>> begin PROVIDED RECORDS
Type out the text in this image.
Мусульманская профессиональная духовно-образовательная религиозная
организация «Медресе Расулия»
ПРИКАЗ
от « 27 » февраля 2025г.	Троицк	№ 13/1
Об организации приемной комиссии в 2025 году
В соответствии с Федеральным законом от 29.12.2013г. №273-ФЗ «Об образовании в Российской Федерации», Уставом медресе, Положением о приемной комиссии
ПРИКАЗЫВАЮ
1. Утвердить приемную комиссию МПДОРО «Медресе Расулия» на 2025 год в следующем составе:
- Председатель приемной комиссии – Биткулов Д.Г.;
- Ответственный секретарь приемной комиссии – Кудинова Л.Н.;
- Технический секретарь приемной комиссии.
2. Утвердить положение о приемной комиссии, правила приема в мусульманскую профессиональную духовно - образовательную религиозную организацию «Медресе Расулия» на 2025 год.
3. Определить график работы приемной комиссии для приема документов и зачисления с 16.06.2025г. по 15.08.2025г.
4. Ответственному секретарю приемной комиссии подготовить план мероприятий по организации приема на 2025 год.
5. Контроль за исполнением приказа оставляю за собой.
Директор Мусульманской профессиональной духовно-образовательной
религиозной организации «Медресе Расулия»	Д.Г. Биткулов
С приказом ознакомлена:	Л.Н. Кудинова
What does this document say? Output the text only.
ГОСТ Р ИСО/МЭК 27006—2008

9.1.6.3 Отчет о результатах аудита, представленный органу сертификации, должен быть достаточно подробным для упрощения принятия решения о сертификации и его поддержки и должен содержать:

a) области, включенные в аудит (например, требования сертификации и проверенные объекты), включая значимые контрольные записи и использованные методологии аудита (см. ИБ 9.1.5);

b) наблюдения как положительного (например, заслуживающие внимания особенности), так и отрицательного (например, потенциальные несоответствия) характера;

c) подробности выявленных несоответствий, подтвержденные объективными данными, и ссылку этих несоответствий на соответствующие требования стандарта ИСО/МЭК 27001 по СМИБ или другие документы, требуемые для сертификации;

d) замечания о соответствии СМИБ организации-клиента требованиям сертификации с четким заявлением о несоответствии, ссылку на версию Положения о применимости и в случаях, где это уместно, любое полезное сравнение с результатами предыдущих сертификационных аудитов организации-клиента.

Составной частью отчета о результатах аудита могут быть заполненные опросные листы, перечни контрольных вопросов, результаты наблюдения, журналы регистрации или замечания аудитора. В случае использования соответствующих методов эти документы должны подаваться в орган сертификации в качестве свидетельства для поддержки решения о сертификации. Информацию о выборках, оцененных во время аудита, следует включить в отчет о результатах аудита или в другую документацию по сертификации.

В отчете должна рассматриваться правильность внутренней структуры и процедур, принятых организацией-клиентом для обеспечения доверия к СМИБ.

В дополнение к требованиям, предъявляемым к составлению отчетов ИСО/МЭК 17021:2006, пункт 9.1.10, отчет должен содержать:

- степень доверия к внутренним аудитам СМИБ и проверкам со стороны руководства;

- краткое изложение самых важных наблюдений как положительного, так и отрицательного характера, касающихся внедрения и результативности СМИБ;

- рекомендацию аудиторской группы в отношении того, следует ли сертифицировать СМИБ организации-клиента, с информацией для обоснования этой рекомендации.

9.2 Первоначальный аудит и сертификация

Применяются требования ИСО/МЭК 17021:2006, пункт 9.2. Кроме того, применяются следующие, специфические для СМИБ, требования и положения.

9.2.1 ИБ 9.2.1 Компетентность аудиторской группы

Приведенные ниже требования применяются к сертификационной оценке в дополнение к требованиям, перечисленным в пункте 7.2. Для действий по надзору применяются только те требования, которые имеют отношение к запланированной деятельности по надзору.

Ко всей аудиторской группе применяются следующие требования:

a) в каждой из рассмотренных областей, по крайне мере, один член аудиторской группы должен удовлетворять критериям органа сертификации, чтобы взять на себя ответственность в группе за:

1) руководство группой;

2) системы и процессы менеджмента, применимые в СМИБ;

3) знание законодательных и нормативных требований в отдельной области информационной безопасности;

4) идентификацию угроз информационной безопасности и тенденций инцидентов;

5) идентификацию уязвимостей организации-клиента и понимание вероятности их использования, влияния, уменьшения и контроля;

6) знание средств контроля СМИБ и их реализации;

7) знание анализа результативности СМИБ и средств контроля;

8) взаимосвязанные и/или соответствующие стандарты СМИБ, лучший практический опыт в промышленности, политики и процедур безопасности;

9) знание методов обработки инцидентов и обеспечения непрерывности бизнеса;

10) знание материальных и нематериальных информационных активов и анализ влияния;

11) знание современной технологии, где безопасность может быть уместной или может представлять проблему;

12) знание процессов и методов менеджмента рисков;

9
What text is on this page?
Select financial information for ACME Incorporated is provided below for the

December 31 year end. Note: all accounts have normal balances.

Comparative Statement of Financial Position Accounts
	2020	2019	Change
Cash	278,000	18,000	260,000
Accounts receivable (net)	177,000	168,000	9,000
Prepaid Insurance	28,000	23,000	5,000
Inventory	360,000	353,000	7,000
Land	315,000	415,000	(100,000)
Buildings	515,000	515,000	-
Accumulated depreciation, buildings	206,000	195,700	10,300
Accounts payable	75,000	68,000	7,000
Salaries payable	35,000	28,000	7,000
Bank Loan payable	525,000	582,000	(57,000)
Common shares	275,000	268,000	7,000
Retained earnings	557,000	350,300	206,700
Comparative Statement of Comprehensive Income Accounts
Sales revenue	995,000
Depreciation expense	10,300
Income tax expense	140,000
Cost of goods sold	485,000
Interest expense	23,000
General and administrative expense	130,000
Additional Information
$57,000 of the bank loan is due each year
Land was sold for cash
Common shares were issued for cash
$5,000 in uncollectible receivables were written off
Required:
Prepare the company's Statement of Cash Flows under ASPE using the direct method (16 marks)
>> end PROVIDED RECORDS
→ TO DO:
Nothing but the lines from the line with "What text is on this page?" to the last line of the listing above should appear; please retype them exactly, both ends included.

→ FINISHED ANSWER:
What text is on this page?
Select financial information for ACME Incorporated is provided below for the

December 31 year end. Note: all accounts have normal balances.

Comparative Statement of Financial Position Accounts
	2020	2019	Change
Cash	278,000	18,000	260,000
Accounts receivable (net)	177,000	168,000	9,000
Prepaid Insurance	28,000	23,000	5,000
Inventory	360,000	353,000	7,000
Land	315,000	415,000	(100,000)
Buildings	515,000	515,000	-
Accumulated depreciation, buildings	206,000	195,700	10,300
Accounts payable	75,000	68,000	7,000
Salaries payable	35,000	28,000	7,000
Bank Loan payable	525,000	582,000	(57,000)
Common shares	275,000	268,000	7,000
Retained earnings	557,000	350,300	206,700
Comparative Statement of Comprehensive Income Accounts
Sales revenue	995,000
Depreciation expense	10,300
Income tax expense	140,000
Cost of goods sold	485,000
Interest expense	23,000
General and administrative expense	130,000
Additional Information
$57,000 of the bank loan is due each year
Land was sold for cash
Common shares were issued for cash
$5,000 in uncollectible receivables were written off
Required:
Prepare the company's Statement of Cash Flows under ASPE using the direct method (16 marks)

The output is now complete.